Dataset records:
>> Begin

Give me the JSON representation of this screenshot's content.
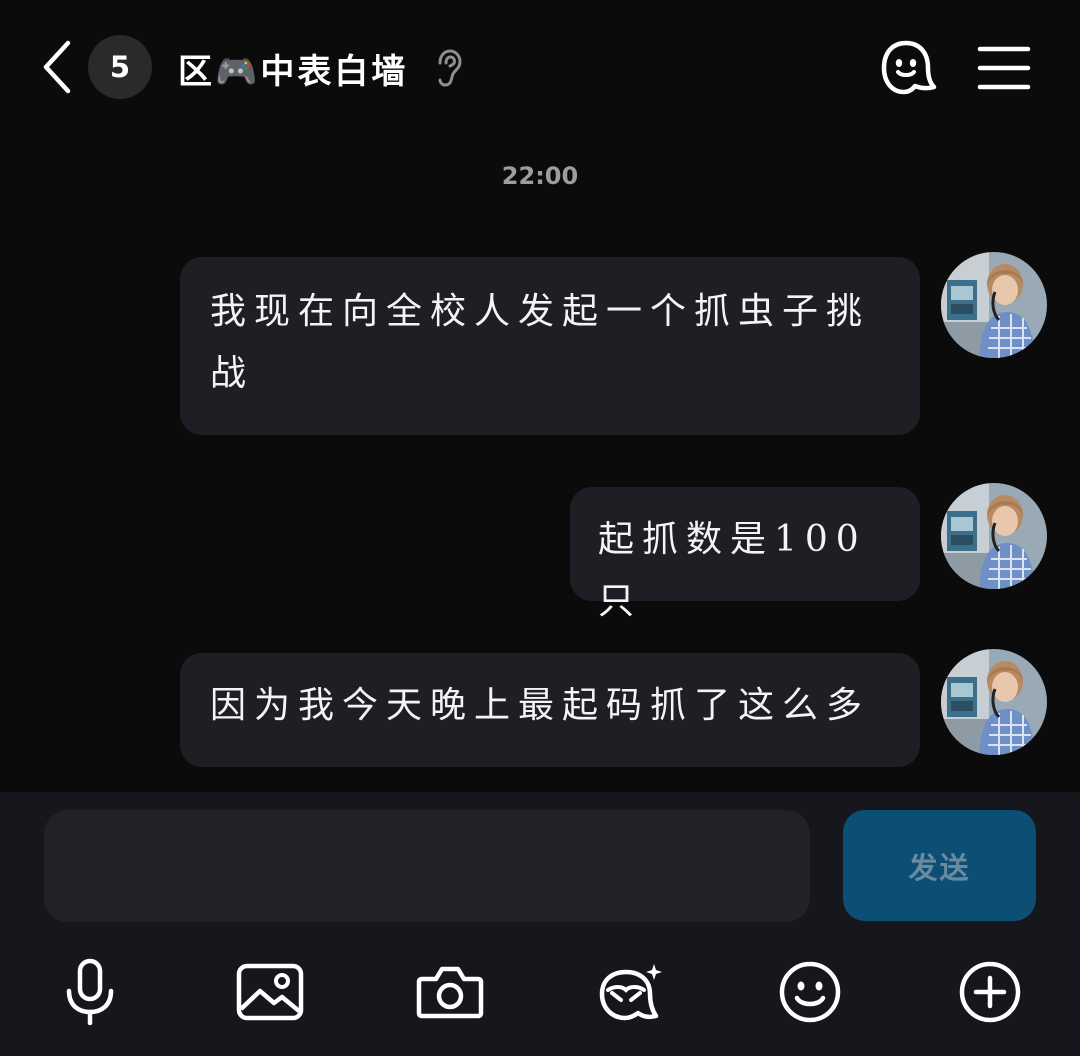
{
  "header": {
    "back_icon": "chevron-left-icon",
    "unread_count": "5",
    "title": "区🎮中表白墙",
    "ear_icon": "ear-icon",
    "ghost_icon": "ghost-icon",
    "menu_icon": "menu-icon"
  },
  "timestamp": "22:00",
  "messages": [
    {
      "text": "我现在向全校人发起一个抓虫子挑战",
      "sender": "self"
    },
    {
      "text": "起抓数是100只",
      "sender": "self"
    },
    {
      "text": "因为我今天晚上最起码抓了这么多",
      "sender": "self"
    }
  ],
  "composer": {
    "input_value": "",
    "send_label": "发送"
  },
  "toolbar": {
    "icons": [
      "microphone-icon",
      "image-icon",
      "camera-icon",
      "sticker-icon",
      "emoji-icon",
      "plus-icon"
    ]
  },
  "colors": {
    "background": "#0b0b0c",
    "bubble": "#1d1f24",
    "composer": "#15171c",
    "send_button": "#0d4f74"
  }
}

>> End

Set task:
Reproduce all of the data exactly; the pictures do not belong in the copy.

Response:
Give me the JSON representation of this screenshot's content.
{
  "header": {
    "back_icon": "chevron-left-icon",
    "unread_count": "5",
    "title": "区🎮中表白墙",
    "ear_icon": "ear-icon",
    "ghost_icon": "ghost-icon",
    "menu_icon": "menu-icon"
  },
  "timestamp": "22:00",
  "messages": [
    {
      "text": "我现在向全校人发起一个抓虫子挑战",
      "sender": "self"
    },
    {
      "text": "起抓数是100只",
      "sender": "self"
    },
    {
      "text": "因为我今天晚上最起码抓了这么多",
      "sender": "self"
    }
  ],
  "composer": {
    "input_value": "",
    "send_label": "发送"
  },
  "toolbar": {
    "icons": [
      "microphone-icon",
      "image-icon",
      "camera-icon",
      "sticker-icon",
      "emoji-icon",
      "plus-icon"
    ]
  },
  "colors": {
    "background": "#0b0b0c",
    "bubble": "#1d1f24",
    "composer": "#15171c",
    "send_button": "#0d4f74"
  }
}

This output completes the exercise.